§ **AIM OF THE TASK**: Reproduce the data in its entirety, exactly as supplied.

Start DATA FOR THIS EXERCISE

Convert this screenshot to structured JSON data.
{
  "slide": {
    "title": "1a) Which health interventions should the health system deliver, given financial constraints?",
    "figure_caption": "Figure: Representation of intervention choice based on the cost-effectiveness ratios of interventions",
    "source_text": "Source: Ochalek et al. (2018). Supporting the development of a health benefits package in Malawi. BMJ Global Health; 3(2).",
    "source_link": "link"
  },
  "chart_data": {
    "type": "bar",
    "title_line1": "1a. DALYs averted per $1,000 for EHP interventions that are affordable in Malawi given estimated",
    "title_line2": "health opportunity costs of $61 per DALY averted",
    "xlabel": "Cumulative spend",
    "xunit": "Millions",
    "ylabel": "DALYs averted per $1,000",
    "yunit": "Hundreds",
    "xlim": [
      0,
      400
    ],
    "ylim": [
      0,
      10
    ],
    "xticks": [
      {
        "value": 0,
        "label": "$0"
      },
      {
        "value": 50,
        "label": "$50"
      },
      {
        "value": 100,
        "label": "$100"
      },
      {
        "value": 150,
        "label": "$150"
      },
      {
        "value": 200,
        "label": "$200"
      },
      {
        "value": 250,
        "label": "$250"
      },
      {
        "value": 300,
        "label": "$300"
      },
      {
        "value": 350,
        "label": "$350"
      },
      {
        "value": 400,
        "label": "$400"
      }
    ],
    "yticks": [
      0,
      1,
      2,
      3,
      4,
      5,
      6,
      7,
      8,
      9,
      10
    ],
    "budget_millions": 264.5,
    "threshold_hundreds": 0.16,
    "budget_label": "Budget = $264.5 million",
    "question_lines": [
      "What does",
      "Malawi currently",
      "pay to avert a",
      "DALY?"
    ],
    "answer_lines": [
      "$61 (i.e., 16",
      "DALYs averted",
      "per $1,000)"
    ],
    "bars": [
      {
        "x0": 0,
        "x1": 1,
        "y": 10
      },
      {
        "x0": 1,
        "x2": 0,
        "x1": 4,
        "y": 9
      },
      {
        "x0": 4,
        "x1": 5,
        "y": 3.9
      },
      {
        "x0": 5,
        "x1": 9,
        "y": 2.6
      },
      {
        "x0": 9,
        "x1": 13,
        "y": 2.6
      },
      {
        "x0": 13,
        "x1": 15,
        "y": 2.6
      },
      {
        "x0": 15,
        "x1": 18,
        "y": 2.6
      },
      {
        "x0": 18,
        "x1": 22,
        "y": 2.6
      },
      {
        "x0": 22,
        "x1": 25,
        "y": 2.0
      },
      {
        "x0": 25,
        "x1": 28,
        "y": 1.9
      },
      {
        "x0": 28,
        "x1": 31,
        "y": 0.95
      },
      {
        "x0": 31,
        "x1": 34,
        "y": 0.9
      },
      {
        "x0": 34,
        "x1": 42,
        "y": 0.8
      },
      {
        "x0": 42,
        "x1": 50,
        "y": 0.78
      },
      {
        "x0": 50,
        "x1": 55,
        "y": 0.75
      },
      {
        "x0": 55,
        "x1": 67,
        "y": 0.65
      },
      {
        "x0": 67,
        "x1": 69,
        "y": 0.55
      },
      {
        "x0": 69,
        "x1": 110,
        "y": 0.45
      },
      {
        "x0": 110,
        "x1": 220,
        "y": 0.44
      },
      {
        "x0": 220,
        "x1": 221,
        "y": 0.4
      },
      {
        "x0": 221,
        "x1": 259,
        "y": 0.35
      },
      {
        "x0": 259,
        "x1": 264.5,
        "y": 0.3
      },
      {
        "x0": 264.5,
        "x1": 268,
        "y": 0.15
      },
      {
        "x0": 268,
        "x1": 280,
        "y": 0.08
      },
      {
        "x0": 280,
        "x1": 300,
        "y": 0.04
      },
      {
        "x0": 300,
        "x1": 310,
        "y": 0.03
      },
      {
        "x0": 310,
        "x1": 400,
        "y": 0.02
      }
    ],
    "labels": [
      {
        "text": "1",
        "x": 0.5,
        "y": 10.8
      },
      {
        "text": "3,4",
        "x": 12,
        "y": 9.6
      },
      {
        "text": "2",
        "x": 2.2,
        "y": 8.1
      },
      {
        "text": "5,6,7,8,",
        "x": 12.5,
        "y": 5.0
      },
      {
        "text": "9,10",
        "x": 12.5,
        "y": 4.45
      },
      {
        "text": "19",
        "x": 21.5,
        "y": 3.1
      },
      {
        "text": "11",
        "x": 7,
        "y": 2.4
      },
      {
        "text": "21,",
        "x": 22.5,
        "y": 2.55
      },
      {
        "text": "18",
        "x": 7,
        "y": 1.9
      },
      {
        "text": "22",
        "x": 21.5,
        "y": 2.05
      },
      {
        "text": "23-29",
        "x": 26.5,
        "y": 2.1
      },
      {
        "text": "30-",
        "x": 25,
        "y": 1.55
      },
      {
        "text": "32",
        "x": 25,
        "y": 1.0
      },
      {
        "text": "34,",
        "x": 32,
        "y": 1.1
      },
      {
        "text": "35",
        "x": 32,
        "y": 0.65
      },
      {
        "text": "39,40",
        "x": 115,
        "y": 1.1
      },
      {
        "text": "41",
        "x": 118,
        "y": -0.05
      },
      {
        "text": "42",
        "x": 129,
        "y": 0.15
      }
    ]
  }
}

End DATA FOR THIS EXERCISE

§ **RESPONSE TO THIS TASK**:
Convert this screenshot to structured JSON data.
{
  "slide": {
    "title": "1a) Which health interventions should the health system deliver, given financial constraints?",
    "figure_caption": "Figure: Representation of intervention choice based on the cost-effectiveness ratios of interventions",
    "source_text": "Source: Ochalek et al. (2018). Supporting the development of a health benefits package in Malawi. BMJ Global Health; 3(2).",
    "source_link": "link"
  },
  "chart_data": {
    "type": "bar",
    "title_line1": "1a. DALYs averted per $1,000 for EHP interventions that are affordable in Malawi given estimated",
    "title_line2": "health opportunity costs of $61 per DALY averted",
    "xlabel": "Cumulative spend",
    "xunit": "Millions",
    "ylabel": "DALYs averted per $1,000",
    "yunit": "Hundreds",
    "xlim": [
      0,
      400
    ],
    "ylim": [
      0,
      10
    ],
    "xticks": [
      {
        "value": 0,
        "label": "$0"
      },
      {
        "value": 50,
        "label": "$50"
      },
      {
        "value": 100,
        "label": "$100"
      },
      {
        "value": 150,
        "label": "$150"
      },
      {
        "value": 200,
        "label": "$200"
      },
      {
        "value": 250,
        "label": "$250"
      },
      {
        "value": 300,
        "label": "$300"
      },
      {
        "value": 350,
        "label": "$350"
      },
      {
        "value": 400,
        "label": "$400"
      }
    ],
    "yticks": [
      0,
      1,
      2,
      3,
      4,
      5,
      6,
      7,
      8,
      9,
      10
    ],
    "budget_millions": 264.5,
    "threshold_hundreds": 0.16,
    "budget_label": "Budget = $264.5 million",
    "question_lines": [
      "What does",
      "Malawi currently",
      "pay to avert a",
      "DALY?"
    ],
    "answer_lines": [
      "$61 (i.e., 16",
      "DALYs averted",
      "per $1,000)"
    ],
    "bars": [
      {
        "x0": 0,
        "x1": 1,
        "y": 10
      },
      {
        "x0": 1,
        "x2": 0,
        "x1": 4,
        "y": 9
      },
      {
        "x0": 4,
        "x1": 5,
        "y": 3.9
      },
      {
        "x0": 5,
        "x1": 9,
        "y": 2.6
      },
      {
        "x0": 9,
        "x1": 13,
        "y": 2.6
      },
      {
        "x0": 13,
        "x1": 15,
        "y": 2.6
      },
      {
        "x0": 15,
        "x1": 18,
        "y": 2.6
      },
      {
        "x0": 18,
        "x1": 22,
        "y": 2.6
      },
      {
        "x0": 22,
        "x1": 25,
        "y": 2.0
      },
      {
        "x0": 25,
        "x1": 28,
        "y": 1.9
      },
      {
        "x0": 28,
        "x1": 31,
        "y": 0.95
      },
      {
        "x0": 31,
        "x1": 34,
        "y": 0.9
      },
      {
        "x0": 34,
        "x1": 42,
        "y": 0.8
      },
      {
        "x0": 42,
        "x1": 50,
        "y": 0.78
      },
      {
        "x0": 50,
        "x1": 55,
        "y": 0.75
      },
      {
        "x0": 55,
        "x1": 67,
        "y": 0.65
      },
      {
        "x0": 67,
        "x1": 69,
        "y": 0.55
      },
      {
        "x0": 69,
        "x1": 110,
        "y": 0.45
      },
      {
        "x0": 110,
        "x1": 220,
        "y": 0.44
      },
      {
        "x0": 220,
        "x1": 221,
        "y": 0.4
      },
      {
        "x0": 221,
        "x1": 259,
        "y": 0.35
      },
      {
        "x0": 259,
        "x1": 264.5,
        "y": 0.3
      },
      {
        "x0": 264.5,
        "x1": 268,
        "y": 0.15
      },
      {
        "x0": 268,
        "x1": 280,
        "y": 0.08
      },
      {
        "x0": 280,
        "x1": 300,
        "y": 0.04
      },
      {
        "x0": 300,
        "x1": 310,
        "y": 0.03
      },
      {
        "x0": 310,
        "x1": 400,
        "y": 0.02
      }
    ],
    "labels": [
      {
        "text": "1",
        "x": 0.5,
        "y": 10.8
      },
      {
        "text": "3,4",
        "x": 12,
        "y": 9.6
      },
      {
        "text": "2",
        "x": 2.2,
        "y": 8.1
      },
      {
        "text": "5,6,7,8,",
        "x": 12.5,
        "y": 5.0
      },
      {
        "text": "9,10",
        "x": 12.5,
        "y": 4.45
      },
      {
        "text": "19",
        "x": 21.5,
        "y": 3.1
      },
      {
        "text": "11",
        "x": 7,
        "y": 2.4
      },
      {
        "text": "21,",
        "x": 22.5,
        "y": 2.55
      },
      {
        "text": "18",
        "x": 7,
        "y": 1.9
      },
      {
        "text": "22",
        "x": 21.5,
        "y": 2.05
      },
      {
        "text": "23-29",
        "x": 26.5,
        "y": 2.1
      },
      {
        "text": "30-",
        "x": 25,
        "y": 1.55
      },
      {
        "text": "32",
        "x": 25,
        "y": 1.0
      },
      {
        "text": "34,",
        "x": 32,
        "y": 1.1
      },
      {
        "text": "35",
        "x": 32,
        "y": 0.65
      },
      {
        "text": "39,40",
        "x": 115,
        "y": 1.1
      },
      {
        "text": "41",
        "x": 118,
        "y": -0.05
      },
      {
        "text": "42",
        "x": 129,
        "y": 0.15
      }
    ]
  }
}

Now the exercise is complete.